**Available records**:
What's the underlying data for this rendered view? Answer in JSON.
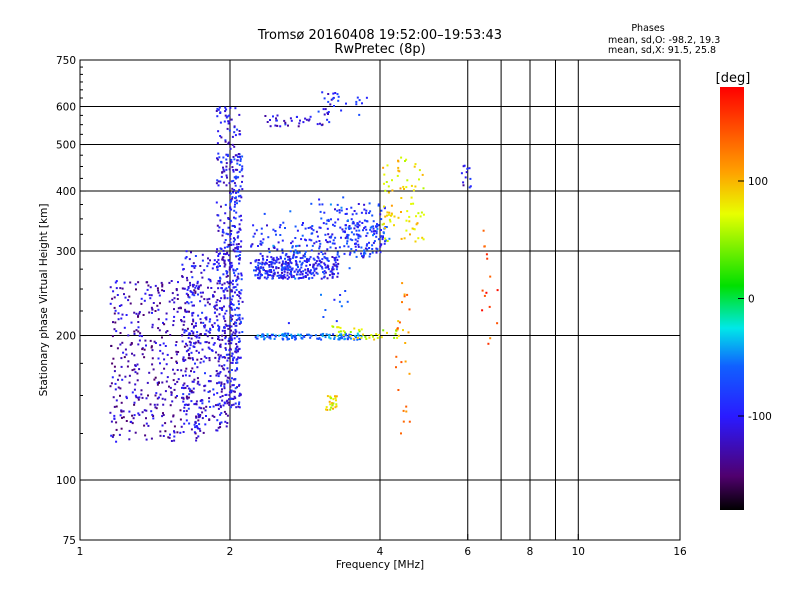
{
  "title_line1": "Tromsø 20160408 19:52:00–19:53:43",
  "title_line2": "RwPretec (8p)",
  "stats": {
    "heading": "Phases",
    "line1": "mean, sd,O: -98.2, 19.3",
    "line2": "mean, sd,X:  91.5, 25.8"
  },
  "colorbar": {
    "label": "[deg]",
    "tick_labels": [
      "100",
      "0",
      "-100"
    ],
    "tick_values": [
      100,
      0,
      -100
    ],
    "range": [
      -180,
      180
    ],
    "colormap": "rainbow (black-purple-blue-cyan-green-yellow-orange-red)"
  },
  "chart_data": {
    "type": "scatter",
    "xlabel": "Frequency [MHz]",
    "ylabel": "Stationary phase Virtual Height [km]",
    "x_scale": "log",
    "y_scale": "log",
    "xlim": [
      1,
      16
    ],
    "ylim": [
      75,
      750
    ],
    "grid": true,
    "x_ticks": [
      1,
      2,
      4,
      6,
      8,
      10,
      16
    ],
    "x_tick_labels": [
      "1",
      "2",
      "4",
      "6",
      "8",
      "10",
      "16"
    ],
    "x_grid_lines": [
      2,
      4,
      6,
      7,
      8,
      9,
      10
    ],
    "y_ticks": [
      75,
      100,
      200,
      300,
      400,
      500,
      600,
      750
    ],
    "y_tick_labels": [
      "75",
      "100",
      "200",
      "300",
      "400",
      "500",
      "600",
      "750"
    ],
    "y_grid_lines": [
      100,
      200,
      300,
      400,
      500,
      600
    ],
    "color_by": "phase [deg]",
    "series": [
      {
        "f_range": [
          1.15,
          1.75
        ],
        "h_range": [
          120,
          260
        ],
        "phase": -125,
        "count": 420
      },
      {
        "f_range": [
          1.6,
          2.02
        ],
        "h_range": [
          125,
          300
        ],
        "phase": -110,
        "count": 380
      },
      {
        "f_range": [
          1.88,
          2.1
        ],
        "h_range": [
          140,
          600
        ],
        "phase": -105,
        "count": 320
      },
      {
        "f_range": [
          2.0,
          2.12
        ],
        "h_range": [
          150,
          480
        ],
        "phase": -95,
        "count": 160
      },
      {
        "f_range": [
          2.25,
          3.3
        ],
        "h_range": [
          262,
          292
        ],
        "phase": -98,
        "count": 260
      },
      {
        "f_range": [
          2.2,
          3.2
        ],
        "h_range": [
          265,
          340
        ],
        "phase": -90,
        "count": 140
      },
      {
        "f_range": [
          3.0,
          4.1
        ],
        "h_range": [
          290,
          380
        ],
        "phase": -92,
        "count": 140
      },
      {
        "f_range": [
          3.4,
          4.2
        ],
        "h_range": [
          295,
          345
        ],
        "phase": -80,
        "count": 70
      },
      {
        "f_range": [
          4.0,
          4.9
        ],
        "h_range": [
          310,
          470
        ],
        "phase": 85,
        "count": 80
      },
      {
        "f_range": [
          2.25,
          3.7
        ],
        "h_range": [
          196,
          202
        ],
        "phase": -60,
        "count": 130
      },
      {
        "f_range": [
          3.2,
          4.5
        ],
        "h_range": [
          196,
          210
        ],
        "phase": 70,
        "count": 40
      },
      {
        "f_range": [
          2.35,
          3.2
        ],
        "h_range": [
          545,
          575
        ],
        "phase": -110,
        "count": 35
      },
      {
        "f_range": [
          3.0,
          3.8
        ],
        "h_range": [
          575,
          645
        ],
        "phase": -100,
        "count": 30
      },
      {
        "f_range": [
          3.1,
          3.3
        ],
        "h_range": [
          140,
          150
        ],
        "phase": 80,
        "count": 25
      },
      {
        "f_range": [
          5.8,
          6.1
        ],
        "h_range": [
          400,
          455
        ],
        "phase": -110,
        "count": 12
      },
      {
        "f_range": [
          6.3,
          6.9
        ],
        "h_range": [
          180,
          340
        ],
        "phase": 150,
        "count": 15
      },
      {
        "f_range": [
          4.3,
          4.6
        ],
        "h_range": [
          125,
          260
        ],
        "phase": 120,
        "count": 25
      },
      {
        "f_range": [
          2.3,
          3.8
        ],
        "h_range": [
          210,
          400
        ],
        "phase": -70,
        "count": 40
      }
    ]
  }
}
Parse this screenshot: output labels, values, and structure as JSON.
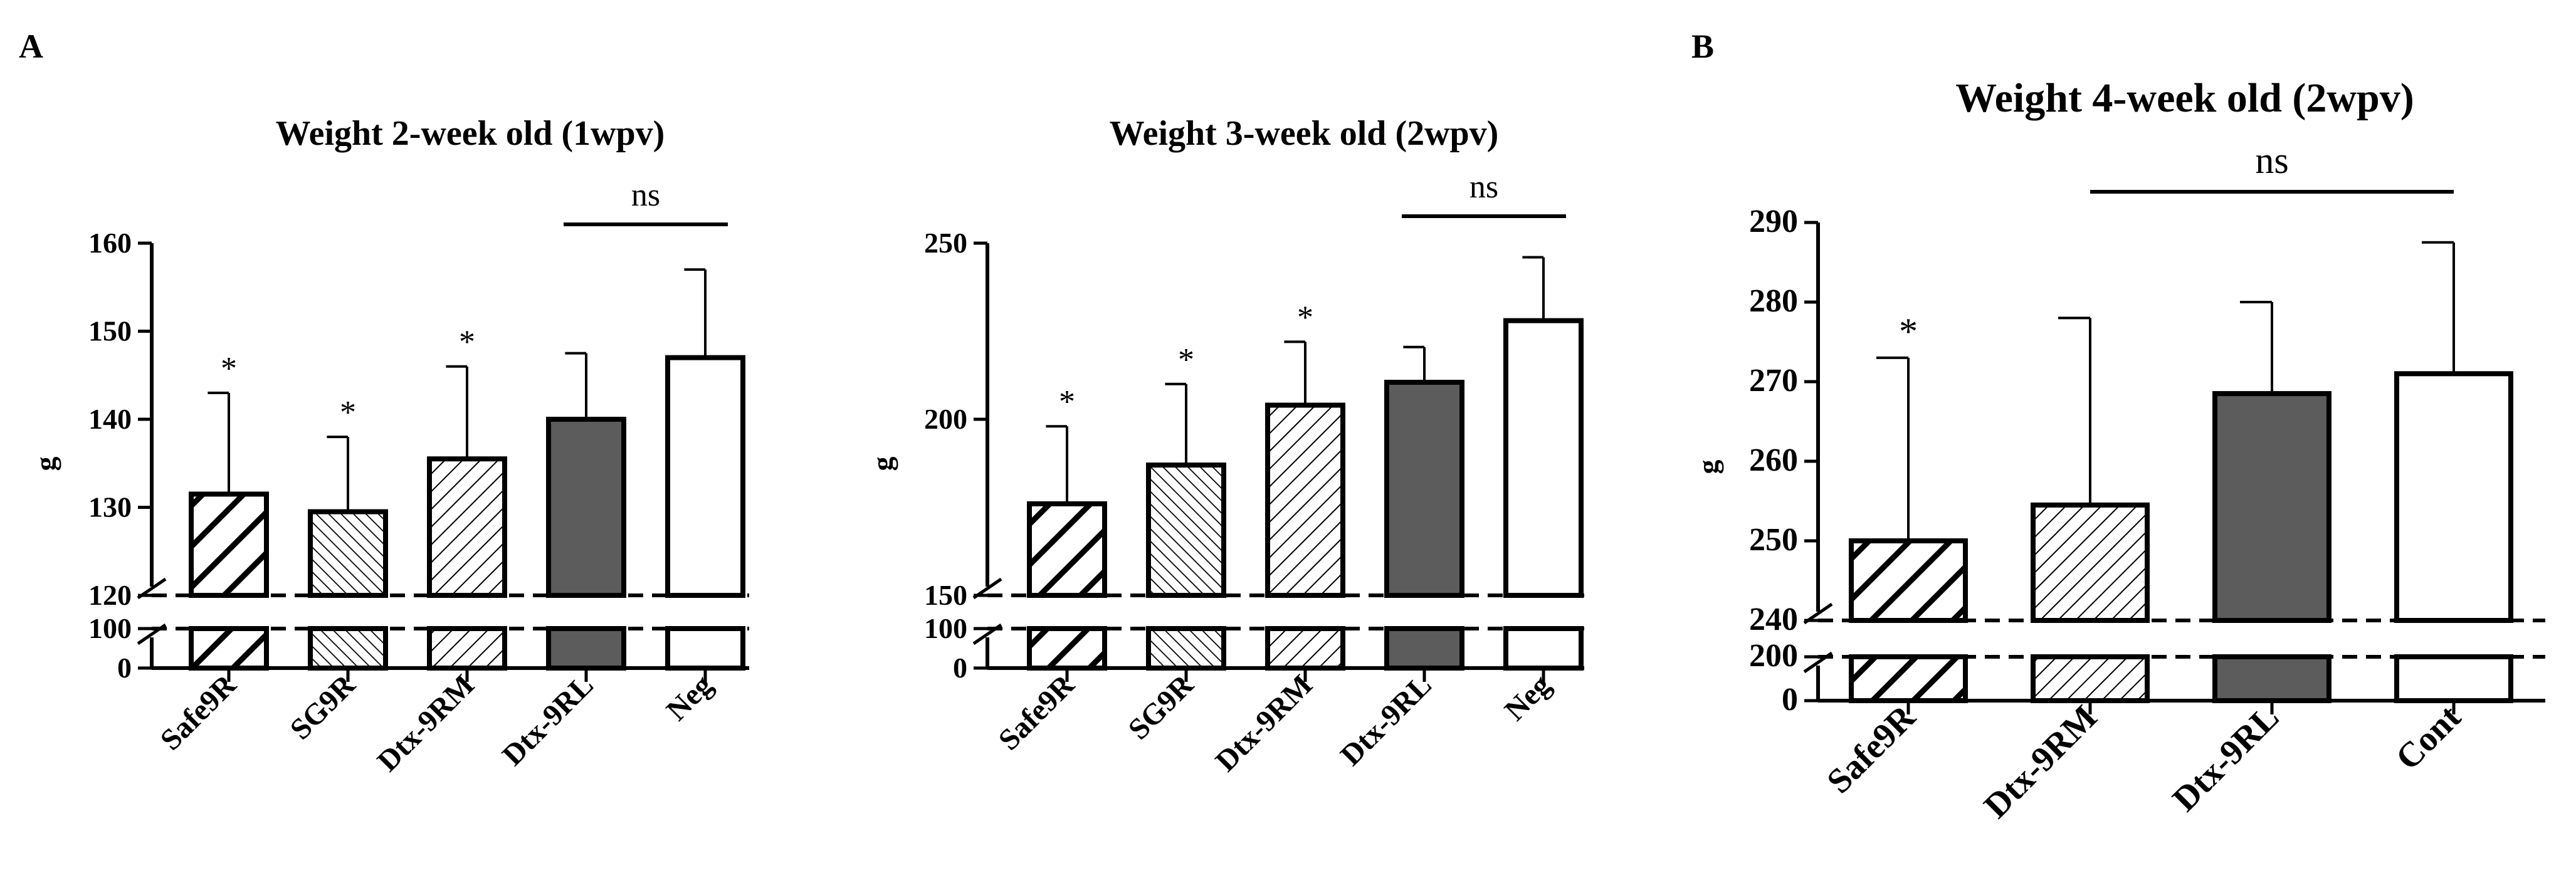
{
  "figure": {
    "panel_a_label": "A",
    "panel_b_label": "B"
  },
  "chart_data": [
    {
      "type": "bar",
      "panel": "A",
      "title": "Weight 2-week old (1wpv)",
      "xlabel": "",
      "ylabel": "g",
      "categories": [
        "Safe9R",
        "SG9R",
        "Dtx-9RM",
        "Dtx-9RL",
        "Neg"
      ],
      "values": [
        131.5,
        129.5,
        135.5,
        140.0,
        147.0
      ],
      "errors_upper": [
        143.0,
        138.0,
        146.0,
        147.5,
        157.0
      ],
      "fills": [
        "hatch-thick",
        "hatch-fine",
        "hatch-medium",
        "solid-gray",
        "white"
      ],
      "annotations": [
        "*",
        "*",
        "*",
        "",
        ""
      ],
      "bracket": {
        "from": "Dtx-9RL",
        "to": "Neg",
        "label": "ns"
      },
      "ylim": [
        0,
        160
      ],
      "axis_break": [
        100,
        120
      ],
      "yticks_lower": [
        0,
        100
      ],
      "yticks_upper": [
        120,
        130,
        140,
        150,
        160
      ]
    },
    {
      "type": "bar",
      "panel": "A",
      "title": "Weight 3-week old (2wpv)",
      "xlabel": "",
      "ylabel": "g",
      "categories": [
        "Safe9R",
        "SG9R",
        "Dtx-9RM",
        "Dtx-9RL",
        "Neg"
      ],
      "values": [
        176.0,
        187.0,
        204.0,
        210.5,
        228.0
      ],
      "errors_upper": [
        198.0,
        210.0,
        222.0,
        220.5,
        246.0
      ],
      "fills": [
        "hatch-thick",
        "hatch-fine",
        "hatch-medium",
        "solid-gray",
        "white"
      ],
      "annotations": [
        "*",
        "*",
        "*",
        "",
        ""
      ],
      "bracket": {
        "from": "Dtx-9RL",
        "to": "Neg",
        "label": "ns"
      },
      "ylim": [
        0,
        250
      ],
      "axis_break": [
        100,
        150
      ],
      "yticks_lower": [
        0,
        100
      ],
      "yticks_upper": [
        150,
        200,
        250
      ]
    },
    {
      "type": "bar",
      "panel": "B",
      "title": "Weight 4-week old (2wpv)",
      "xlabel": "",
      "ylabel": "g",
      "categories": [
        "Safe9R",
        "Dtx-9RM",
        "Dtx-9RL",
        "Cont"
      ],
      "values": [
        250.0,
        254.5,
        268.5,
        271.0
      ],
      "errors_upper": [
        273.0,
        278.0,
        280.0,
        287.5
      ],
      "fills": [
        "hatch-thick",
        "hatch-medium",
        "solid-gray",
        "white"
      ],
      "annotations": [
        "*",
        "",
        "",
        ""
      ],
      "bracket": {
        "from": "Dtx-9RM",
        "to": "Cont",
        "label": "ns"
      },
      "ylim": [
        0,
        290
      ],
      "axis_break": [
        200,
        240
      ],
      "yticks_lower": [
        0,
        200
      ],
      "yticks_upper": [
        240,
        250,
        260,
        270,
        280,
        290
      ]
    }
  ]
}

**Problem**:
Pictures are excluded; copy every other part of the records exactly.

**Final result**:
What's the underlying data for this rendered view? Answer in JSON.
{
  "title_line1": "Tromsø 20160408 19:52:00–19:53:43",
  "title_line2": "RwPretec (8p)",
  "stats": {
    "heading": "Phases",
    "line1": "mean, sd,O: -98.2, 19.3",
    "line2": "mean, sd,X:  91.5, 25.8"
  },
  "colorbar": {
    "label": "[deg]",
    "tick_labels": [
      "100",
      "0",
      "-100"
    ],
    "tick_values": [
      100,
      0,
      -100
    ],
    "range": [
      -180,
      180
    ],
    "colormap": "rainbow (black-purple-blue-cyan-green-yellow-orange-red)"
  },
  "chart_data": {
    "type": "scatter",
    "xlabel": "Frequency [MHz]",
    "ylabel": "Stationary phase Virtual Height [km]",
    "x_scale": "log",
    "y_scale": "log",
    "xlim": [
      1,
      16
    ],
    "ylim": [
      75,
      750
    ],
    "grid": true,
    "x_ticks": [
      1,
      2,
      4,
      6,
      8,
      10,
      16
    ],
    "x_tick_labels": [
      "1",
      "2",
      "4",
      "6",
      "8",
      "10",
      "16"
    ],
    "x_grid_lines": [
      2,
      4,
      6,
      7,
      8,
      9,
      10
    ],
    "y_ticks": [
      75,
      100,
      200,
      300,
      400,
      500,
      600,
      750
    ],
    "y_tick_labels": [
      "75",
      "100",
      "200",
      "300",
      "400",
      "500",
      "600",
      "750"
    ],
    "y_grid_lines": [
      100,
      200,
      300,
      400,
      500,
      600
    ],
    "color_by": "phase [deg]",
    "series": [
      {
        "f_range": [
          1.15,
          1.75
        ],
        "h_range": [
          120,
          260
        ],
        "phase": -125,
        "count": 420
      },
      {
        "f_range": [
          1.6,
          2.02
        ],
        "h_range": [
          125,
          300
        ],
        "phase": -110,
        "count": 380
      },
      {
        "f_range": [
          1.88,
          2.1
        ],
        "h_range": [
          140,
          600
        ],
        "phase": -105,
        "count": 320
      },
      {
        "f_range": [
          2.0,
          2.12
        ],
        "h_range": [
          150,
          480
        ],
        "phase": -95,
        "count": 160
      },
      {
        "f_range": [
          2.25,
          3.3
        ],
        "h_range": [
          262,
          292
        ],
        "phase": -98,
        "count": 260
      },
      {
        "f_range": [
          2.2,
          3.2
        ],
        "h_range": [
          265,
          340
        ],
        "phase": -90,
        "count": 140
      },
      {
        "f_range": [
          3.0,
          4.1
        ],
        "h_range": [
          290,
          380
        ],
        "phase": -92,
        "count": 140
      },
      {
        "f_range": [
          3.4,
          4.2
        ],
        "h_range": [
          295,
          345
        ],
        "phase": -80,
        "count": 70
      },
      {
        "f_range": [
          4.0,
          4.9
        ],
        "h_range": [
          310,
          470
        ],
        "phase": 85,
        "count": 80
      },
      {
        "f_range": [
          2.25,
          3.7
        ],
        "h_range": [
          196,
          202
        ],
        "phase": -60,
        "count": 130
      },
      {
        "f_range": [
          3.2,
          4.5
        ],
        "h_range": [
          196,
          210
        ],
        "phase": 70,
        "count": 40
      },
      {
        "f_range": [
          2.35,
          3.2
        ],
        "h_range": [
          545,
          575
        ],
        "phase": -110,
        "count": 35
      },
      {
        "f_range": [
          3.0,
          3.8
        ],
        "h_range": [
          575,
          645
        ],
        "phase": -100,
        "count": 30
      },
      {
        "f_range": [
          3.1,
          3.3
        ],
        "h_range": [
          140,
          150
        ],
        "phase": 80,
        "count": 25
      },
      {
        "f_range": [
          5.8,
          6.1
        ],
        "h_range": [
          400,
          455
        ],
        "phase": -110,
        "count": 12
      },
      {
        "f_range": [
          6.3,
          6.9
        ],
        "h_range": [
          180,
          340
        ],
        "phase": 150,
        "count": 15
      },
      {
        "f_range": [
          4.3,
          4.6
        ],
        "h_range": [
          125,
          260
        ],
        "phase": 120,
        "count": 25
      },
      {
        "f_range": [
          2.3,
          3.8
        ],
        "h_range": [
          210,
          400
        ],
        "phase": -70,
        "count": 40
      }
    ]
  }
}
Parse this screenshot: output labels, values, and structure as JSON.
{
  "figure": {
    "panel_a_label": "A",
    "panel_b_label": "B"
  },
  "chart_data": [
    {
      "type": "bar",
      "panel": "A",
      "title": "Weight 2-week old (1wpv)",
      "xlabel": "",
      "ylabel": "g",
      "categories": [
        "Safe9R",
        "SG9R",
        "Dtx-9RM",
        "Dtx-9RL",
        "Neg"
      ],
      "values": [
        131.5,
        129.5,
        135.5,
        140.0,
        147.0
      ],
      "errors_upper": [
        143.0,
        138.0,
        146.0,
        147.5,
        157.0
      ],
      "fills": [
        "hatch-thick",
        "hatch-fine",
        "hatch-medium",
        "solid-gray",
        "white"
      ],
      "annotations": [
        "*",
        "*",
        "*",
        "",
        ""
      ],
      "bracket": {
        "from": "Dtx-9RL",
        "to": "Neg",
        "label": "ns"
      },
      "ylim": [
        0,
        160
      ],
      "axis_break": [
        100,
        120
      ],
      "yticks_lower": [
        0,
        100
      ],
      "yticks_upper": [
        120,
        130,
        140,
        150,
        160
      ]
    },
    {
      "type": "bar",
      "panel": "A",
      "title": "Weight 3-week old (2wpv)",
      "xlabel": "",
      "ylabel": "g",
      "categories": [
        "Safe9R",
        "SG9R",
        "Dtx-9RM",
        "Dtx-9RL",
        "Neg"
      ],
      "values": [
        176.0,
        187.0,
        204.0,
        210.5,
        228.0
      ],
      "errors_upper": [
        198.0,
        210.0,
        222.0,
        220.5,
        246.0
      ],
      "fills": [
        "hatch-thick",
        "hatch-fine",
        "hatch-medium",
        "solid-gray",
        "white"
      ],
      "annotations": [
        "*",
        "*",
        "*",
        "",
        ""
      ],
      "bracket": {
        "from": "Dtx-9RL",
        "to": "Neg",
        "label": "ns"
      },
      "ylim": [
        0,
        250
      ],
      "axis_break": [
        100,
        150
      ],
      "yticks_lower": [
        0,
        100
      ],
      "yticks_upper": [
        150,
        200,
        250
      ]
    },
    {
      "type": "bar",
      "panel": "B",
      "title": "Weight 4-week old (2wpv)",
      "xlabel": "",
      "ylabel": "g",
      "categories": [
        "Safe9R",
        "Dtx-9RM",
        "Dtx-9RL",
        "Cont"
      ],
      "values": [
        250.0,
        254.5,
        268.5,
        271.0
      ],
      "errors_upper": [
        273.0,
        278.0,
        280.0,
        287.5
      ],
      "fills": [
        "hatch-thick",
        "hatch-medium",
        "solid-gray",
        "white"
      ],
      "annotations": [
        "*",
        "",
        "",
        ""
      ],
      "bracket": {
        "from": "Dtx-9RM",
        "to": "Cont",
        "label": "ns"
      },
      "ylim": [
        0,
        290
      ],
      "axis_break": [
        200,
        240
      ],
      "yticks_lower": [
        0,
        200
      ],
      "yticks_upper": [
        240,
        250,
        260,
        270,
        280,
        290
      ]
    }
  ]
}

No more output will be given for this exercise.